GIVEN PASSAGE
--- BEGIN ---

Abolitionist-era music of resistance expressed the agony of enslavement, the yearning for freedom, escape plans, condemnation of slaveholders, and pleas for God's forgiveness. Songs included Let My People Go, Nobody Knows the Trouble I’ve Seen, Wade in the Water, Follow the Drinking Gourd, and Amazing Grace.
There were scores of abolitionist and anti-slavery organizations. The first in what is now the U.S. was the Pennsylvania Abolition Society formed in Philadelphia in 1775. The New England Anti-Slave Society and American Anti-Slavery Society were prominent.
Contributing to the abolitionist culture were, again, mostly in the North, an array of public actions consisting of speeches, petitions, conferences, boycotts and literature distribution. All the Northern States passed laws outlawing slavery. The Constitution was burned by those supporting enslavement. Slave hunters were followed and outed, sometimes temporarily restrained by the general public to allow slaves to further escape. Black parents withdrew their children from segregated schools.
Beyond the Underground Railroad, acts of nonviolent civil disobedience demonstrated the deep personal conviction of those who risked arrest, beatings, or even death to build popular support. These consisted of multiracial sit-ins, eat-ins, ride-ins and many other examples of pointing out the humanity of all people and the hypocrisy of “democracy” and “freedom for all.”
Racial unity was crucial in building cultural and political support for ending chattel slavery, even as many Northern supporters held deep prejudices against Black people in their own communities. Differing strategies early on among those who simply supported ending slavery in Northern states, others who called for migrating freed blacks to Liberia and still others who supported abolition by financially compensating slaveholders for their lost property. Eventually, the “radical abolitionists” objective of uncompensated and total emancipation unified the movement, although black abolitionists tended to link anti-slavery activities with wider demands for racial equality and justice.
Lessons for Move to Amend
Slavery is a legal fiction that a person is property. Corporate personhood is the legal fiction that property is a person.
The beginning of the end of slaves being a legal fiction of property was the collective cultural belief by blacks and whites that slaves were human beings. The beginning of the end of corporate personhood is the growing cultural awareness and acceptance that a corporation is not a person, but property – a legal fiction created by the state, by government, by We the People. Without publicly-granted charters (i.e. licenses) to do business, corporate entities, apart from its owners and employees, could not exist. A corporation is, thus, a public entity. Charters granted to individuals to run corporations early in U.S. granted privileges. Period. They had no constitutional rights.

--- END ---

SOURCE EXCERPT
--- BEGIN ---

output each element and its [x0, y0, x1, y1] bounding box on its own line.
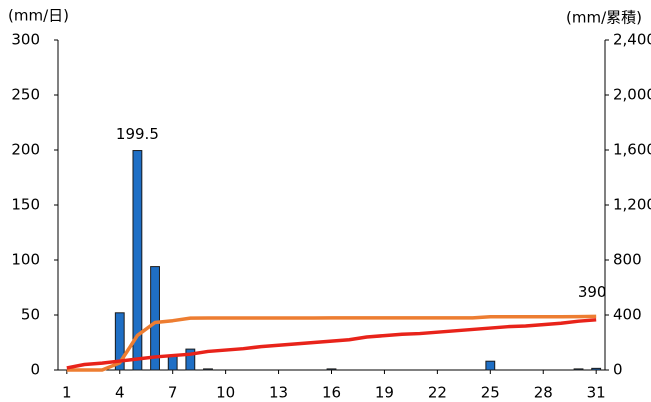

--- END ---

WHAT TO DO
- 1) In the passage on abolitionism and corporate personhood, which organization was the first anti-slavery group in what is now the U.S.?
- 2) Carry on the passage on abolitionism and corporate personhood, picking up right after its final sentence.
The data has no connection to the passage on abolitionism and corporate personhood.

OUTPUTS IN ORDER
- 1) The Pennsylvania Abolition Society, formed in Philadelphia in 1775.

- 2)
Any abolition movement to end corporate rule will only be successful when enough people stop believing that corporate power, which is directly tied to corporate constitutional rights, is as inevitable as chattel slavery was believed to be inevitable; that corporate institutions, like the institution of slavery, is too powerful to resist; that it’s not realistic to expect that people’s rights should trump corporate rights; and that corporate entities should have the power to plunder the natural world since they have fundamental constitutional rights, but nature does not. The movement to abolish all corporate constitutional rights is impossible unless this single factor is deeply accepted by the majority of people.
Abolitionists didn’t ultimately seek anti-slavery laws or executive decrees, knowing that what may be enacted today could be reversed tomorrow. Nor did they seek something akin to a “Slavery Protection Agency” to regulate the number of slaves that could be held by any one master, the number of children of enslaved parents that could be sold, or the number of times per day slaves could be beaten. Rather, the uncompromising goal was abolishing the institution of chattel slavery. The result was the 13th Amendment that abolished slavery (except for prisoners), the 14th Amendment granting previously enslaved persons and others many rights and the 15th Amendment permitted black men the vote.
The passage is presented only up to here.